- Written problem -
Print the entries verbatim, leaving out the images they contain.

### Working data

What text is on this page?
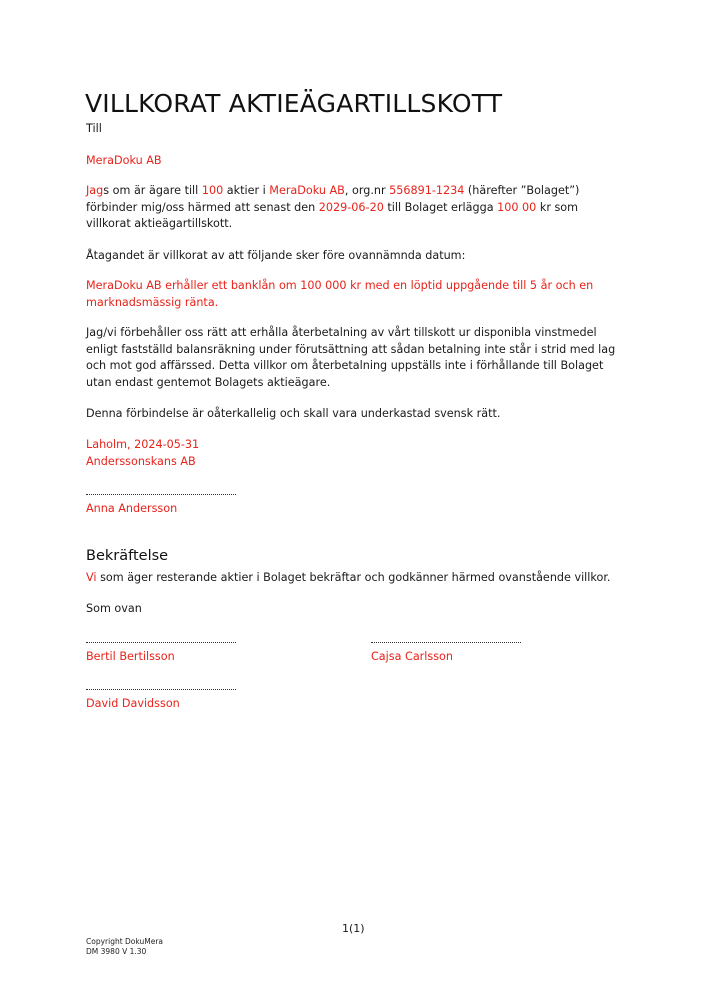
VILLKORAT AKTIEÄGARTILLSKOTT
Till
MeraDoku AB

Jags om är ägare till 100 aktier i MeraDoku AB, org.nr 556891-1234 (härefter ”Bolaget”) förbinder mig/oss härmed att senast den 2029-06-20 till Bolaget erlägga 100 00 kr som villkorat aktieägartillskott.

Åtagandet är villkorat av att följande sker före ovannämnda datum:

MeraDoku AB erhåller ett banklån om 100 000 kr med en löptid uppgående till 5 år och en marknadsmässig ränta.

Jag/vi förbehåller oss rätt att erhålla återbetalning av vårt tillskott ur disponibla vinstmedel enligt fastställd balansräkning under förutsättning att sådan betalning inte står i strid med lag och mot god affärssed. Detta villkor om återbetalning uppställs inte i förhållande till Bolaget utan endast gentemot Bolagets aktieägare.

Denna förbindelse är oåterkallelig och skall vara underkastad svensk rätt.

Laholm, 2024-05-31
Anderssonskans AB
Anna Andersson
Bekräftelse

Vi som äger resterande aktier i Bolaget bekräftar och godkänner härmed ovanstående villkor.

Som ovan
Bertil Bertilsson	Cajsa Carlsson
David Davidsson
1(1)
Copyright DokuMera
DM 3980 V 1.30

######

- Exercise response -
What text is on this page?
VILLKORAT AKTIEÄGARTILLSKOTT
Till
MeraDoku AB

Jags om är ägare till 100 aktier i MeraDoku AB, org.nr 556891-1234 (härefter ”Bolaget”) förbinder mig/oss härmed att senast den 2029-06-20 till Bolaget erlägga 100 00 kr som villkorat aktieägartillskott.

Åtagandet är villkorat av att följande sker före ovannämnda datum:

MeraDoku AB erhåller ett banklån om 100 000 kr med en löptid uppgående till 5 år och en marknadsmässig ränta.

Jag/vi förbehåller oss rätt att erhålla återbetalning av vårt tillskott ur disponibla vinstmedel enligt fastställd balansräkning under förutsättning att sådan betalning inte står i strid med lag och mot god affärssed. Detta villkor om återbetalning uppställs inte i förhållande till Bolaget utan endast gentemot Bolagets aktieägare.

Denna förbindelse är oåterkallelig och skall vara underkastad svensk rätt.

Laholm, 2024-05-31
Anderssonskans AB
Anna Andersson
Bekräftelse

Vi som äger resterande aktier i Bolaget bekräftar och godkänner härmed ovanstående villkor.

Som ovan
Bertil Bertilsson	Cajsa Carlsson
David Davidsson
1(1)
Copyright DokuMera
DM 3980 V 1.30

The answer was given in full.